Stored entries
........

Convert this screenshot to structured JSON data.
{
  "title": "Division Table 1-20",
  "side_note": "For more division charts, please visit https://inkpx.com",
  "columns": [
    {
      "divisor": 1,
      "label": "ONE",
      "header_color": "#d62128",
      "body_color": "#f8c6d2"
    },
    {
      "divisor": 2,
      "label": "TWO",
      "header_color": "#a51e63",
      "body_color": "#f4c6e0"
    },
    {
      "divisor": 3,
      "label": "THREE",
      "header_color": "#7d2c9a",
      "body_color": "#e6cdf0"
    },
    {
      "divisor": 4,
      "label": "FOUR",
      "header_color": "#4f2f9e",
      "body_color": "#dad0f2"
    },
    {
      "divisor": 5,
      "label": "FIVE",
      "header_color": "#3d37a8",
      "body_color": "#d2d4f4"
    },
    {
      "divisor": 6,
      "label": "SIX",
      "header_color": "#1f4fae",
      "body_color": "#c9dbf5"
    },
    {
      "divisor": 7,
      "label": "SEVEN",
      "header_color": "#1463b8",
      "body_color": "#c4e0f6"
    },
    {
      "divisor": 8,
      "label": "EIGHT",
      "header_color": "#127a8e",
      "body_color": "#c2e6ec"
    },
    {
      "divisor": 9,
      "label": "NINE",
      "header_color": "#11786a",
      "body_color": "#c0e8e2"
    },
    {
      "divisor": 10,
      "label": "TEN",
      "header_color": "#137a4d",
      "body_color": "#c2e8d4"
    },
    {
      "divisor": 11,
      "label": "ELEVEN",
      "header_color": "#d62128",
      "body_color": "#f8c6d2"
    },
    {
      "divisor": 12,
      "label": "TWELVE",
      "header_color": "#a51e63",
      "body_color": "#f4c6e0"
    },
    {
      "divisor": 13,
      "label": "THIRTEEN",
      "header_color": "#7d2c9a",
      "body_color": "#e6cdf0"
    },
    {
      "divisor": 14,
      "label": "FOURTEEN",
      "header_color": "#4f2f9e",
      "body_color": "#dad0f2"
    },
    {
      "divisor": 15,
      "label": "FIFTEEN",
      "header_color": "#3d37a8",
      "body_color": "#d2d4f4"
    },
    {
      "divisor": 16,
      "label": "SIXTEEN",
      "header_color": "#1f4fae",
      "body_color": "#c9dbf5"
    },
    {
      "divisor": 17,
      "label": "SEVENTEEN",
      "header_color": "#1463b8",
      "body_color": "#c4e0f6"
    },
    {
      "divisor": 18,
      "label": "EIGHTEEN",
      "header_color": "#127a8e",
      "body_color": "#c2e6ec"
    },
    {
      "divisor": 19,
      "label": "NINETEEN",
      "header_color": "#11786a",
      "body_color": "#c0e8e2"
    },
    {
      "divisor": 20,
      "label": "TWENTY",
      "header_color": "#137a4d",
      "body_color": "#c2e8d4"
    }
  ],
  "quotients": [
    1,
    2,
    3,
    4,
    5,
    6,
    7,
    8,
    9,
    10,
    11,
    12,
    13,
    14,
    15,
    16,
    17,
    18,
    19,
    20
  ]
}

........

Copy every record exactly as presented.

Convert this screenshot to structured JSON data.
{
  "title": "Division Table 1-20",
  "side_note": "For more division charts, please visit https://inkpx.com",
  "columns": [
    {
      "divisor": 1,
      "label": "ONE",
      "header_color": "#d62128",
      "body_color": "#f8c6d2"
    },
    {
      "divisor": 2,
      "label": "TWO",
      "header_color": "#a51e63",
      "body_color": "#f4c6e0"
    },
    {
      "divisor": 3,
      "label": "THREE",
      "header_color": "#7d2c9a",
      "body_color": "#e6cdf0"
    },
    {
      "divisor": 4,
      "label": "FOUR",
      "header_color": "#4f2f9e",
      "body_color": "#dad0f2"
    },
    {
      "divisor": 5,
      "label": "FIVE",
      "header_color": "#3d37a8",
      "body_color": "#d2d4f4"
    },
    {
      "divisor": 6,
      "label": "SIX",
      "header_color": "#1f4fae",
      "body_color": "#c9dbf5"
    },
    {
      "divisor": 7,
      "label": "SEVEN",
      "header_color": "#1463b8",
      "body_color": "#c4e0f6"
    },
    {
      "divisor": 8,
      "label": "EIGHT",
      "header_color": "#127a8e",
      "body_color": "#c2e6ec"
    },
    {
      "divisor": 9,
      "label": "NINE",
      "header_color": "#11786a",
      "body_color": "#c0e8e2"
    },
    {
      "divisor": 10,
      "label": "TEN",
      "header_color": "#137a4d",
      "body_color": "#c2e8d4"
    },
    {
      "divisor": 11,
      "label": "ELEVEN",
      "header_color": "#d62128",
      "body_color": "#f8c6d2"
    },
    {
      "divisor": 12,
      "label": "TWELVE",
      "header_color": "#a51e63",
      "body_color": "#f4c6e0"
    },
    {
      "divisor": 13,
      "label": "THIRTEEN",
      "header_color": "#7d2c9a",
      "body_color": "#e6cdf0"
    },
    {
      "divisor": 14,
      "label": "FOURTEEN",
      "header_color": "#4f2f9e",
      "body_color": "#dad0f2"
    },
    {
      "divisor": 15,
      "label": "FIFTEEN",
      "header_color": "#3d37a8",
      "body_color": "#d2d4f4"
    },
    {
      "divisor": 16,
      "label": "SIXTEEN",
      "header_color": "#1f4fae",
      "body_color": "#c9dbf5"
    },
    {
      "divisor": 17,
      "label": "SEVENTEEN",
      "header_color": "#1463b8",
      "body_color": "#c4e0f6"
    },
    {
      "divisor": 18,
      "label": "EIGHTEEN",
      "header_color": "#127a8e",
      "body_color": "#c2e6ec"
    },
    {
      "divisor": 19,
      "label": "NINETEEN",
      "header_color": "#11786a",
      "body_color": "#c0e8e2"
    },
    {
      "divisor": 20,
      "label": "TWENTY",
      "header_color": "#137a4d",
      "body_color": "#c2e8d4"
    }
  ],
  "quotients": [
    1,
    2,
    3,
    4,
    5,
    6,
    7,
    8,
    9,
    10,
    11,
    12,
    13,
    14,
    15,
    16,
    17,
    18,
    19,
    20
  ]
}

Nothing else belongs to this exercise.